------ RECORDS FOR THE EXERCISE ------

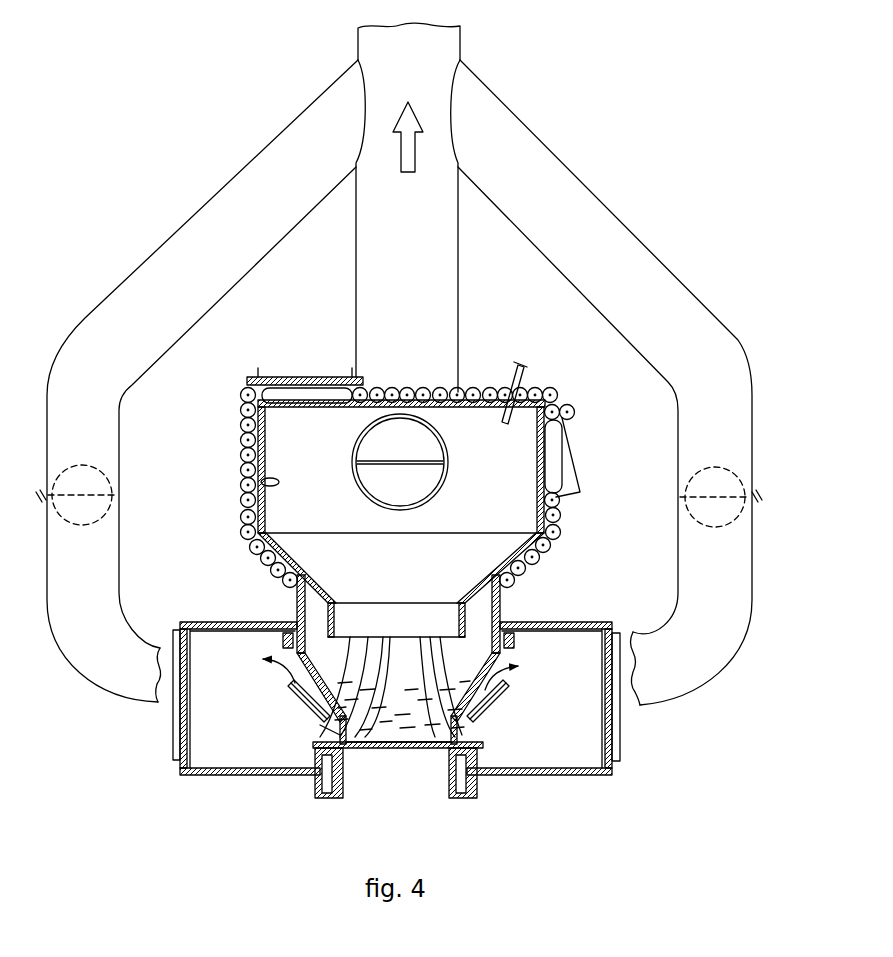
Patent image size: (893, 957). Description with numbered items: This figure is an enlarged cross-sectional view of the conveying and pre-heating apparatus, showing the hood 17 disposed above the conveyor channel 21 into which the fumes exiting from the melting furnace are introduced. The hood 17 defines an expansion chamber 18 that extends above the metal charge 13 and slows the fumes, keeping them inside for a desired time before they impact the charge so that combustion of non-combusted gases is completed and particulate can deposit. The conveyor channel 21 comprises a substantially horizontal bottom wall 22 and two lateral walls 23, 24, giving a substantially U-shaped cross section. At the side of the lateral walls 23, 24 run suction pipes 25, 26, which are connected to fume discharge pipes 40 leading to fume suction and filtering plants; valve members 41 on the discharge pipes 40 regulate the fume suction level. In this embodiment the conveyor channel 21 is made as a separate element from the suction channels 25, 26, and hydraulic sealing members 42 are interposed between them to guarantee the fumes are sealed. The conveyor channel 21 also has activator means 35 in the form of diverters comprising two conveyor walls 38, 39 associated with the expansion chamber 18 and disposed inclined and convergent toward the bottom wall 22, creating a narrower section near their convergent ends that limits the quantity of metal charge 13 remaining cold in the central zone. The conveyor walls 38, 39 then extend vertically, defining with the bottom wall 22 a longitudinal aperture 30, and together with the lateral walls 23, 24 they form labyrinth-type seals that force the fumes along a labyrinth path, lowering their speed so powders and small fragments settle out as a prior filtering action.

The metal charge 13 is at (400, 685).
The hood 17 is at (232, 425).
The expansion chamber 18 is at (262, 482).
The conveyor channel 21 is at (415, 752).
The bottom wall 22 is at (365, 750).
The lateral wall 23 is at (317, 712).
The lateral wall 24 is at (480, 715).
The suction pipe 25 is at (230, 775).
The suction pipe 26 is at (577, 775).
The aperture 30 is at (313, 750).
The activator means 35 is at (327, 713).
The conveyor wall 38 is at (262, 669).
The conveyor wall 39 is at (505, 665).
The fume discharge pipe 40 is at (215, 222).
The valve member 41 is at (88, 482).
The sealing member 42 is at (276, 608).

------

▶ _DIRECTION_
Rewrite the listing from its start through the line containing "The expansion chamber 18 is at (262, 482).", inclusive, swapping "enlarged" for "magnified" and keeping everything else unchanged. Leave the pictures out.

▶ _CORRECT OUTPUT_
Patent image size: (893, 957). Description with numbered items: This figure is an magnified cross-sectional view of the conveying and pre-heating apparatus, showing the hood 17 disposed above the conveyor channel 21 into which the fumes exiting from the melting furnace are introduced. The hood 17 defines an expansion chamber 18 that extends above the metal charge 13 and slows the fumes, keeping them inside for a desired time before they impact the charge so that combustion of non-combusted gases is completed and particulate can deposit. The conveyor channel 21 comprises a substantially horizontal bottom wall 22 and two lateral walls 23, 24, giving a substantially U-shaped cross section. At the side of the lateral walls 23, 24 run suction pipes 25, 26, which are connected to fume discharge pipes 40 leading to fume suction and filtering plants; valve members 41 on the discharge pipes 40 regulate the fume suction level. In this embodiment the conveyor channel 21 is made as a separate element from the suction channels 25, 26, and hydraulic sealing members 42 are interposed between them to guarantee the fumes are sealed. The conveyor channel 21 also has activator means 35 in the form of diverters comprising two conveyor walls 38, 39 associated with the expansion chamber 18 and disposed inclined and convergent toward the bottom wall 22, creating a narrower section near their convergent ends that limits the quantity of metal charge 13 remaining cold in the central zone. The conveyor walls 38, 39 then extend vertically, defining with the bottom wall 22 a longitudinal aperture 30, and together with the lateral walls 23, 24 they form labyrinth-type seals that force the fumes along a labyrinth path, lowering their speed so powders and small fragments settle out as a prior filtering action.

The metal charge 13 is at (400, 685).
The hood 17 is at (232, 425).
The expansion chamber 18 is at (262, 482).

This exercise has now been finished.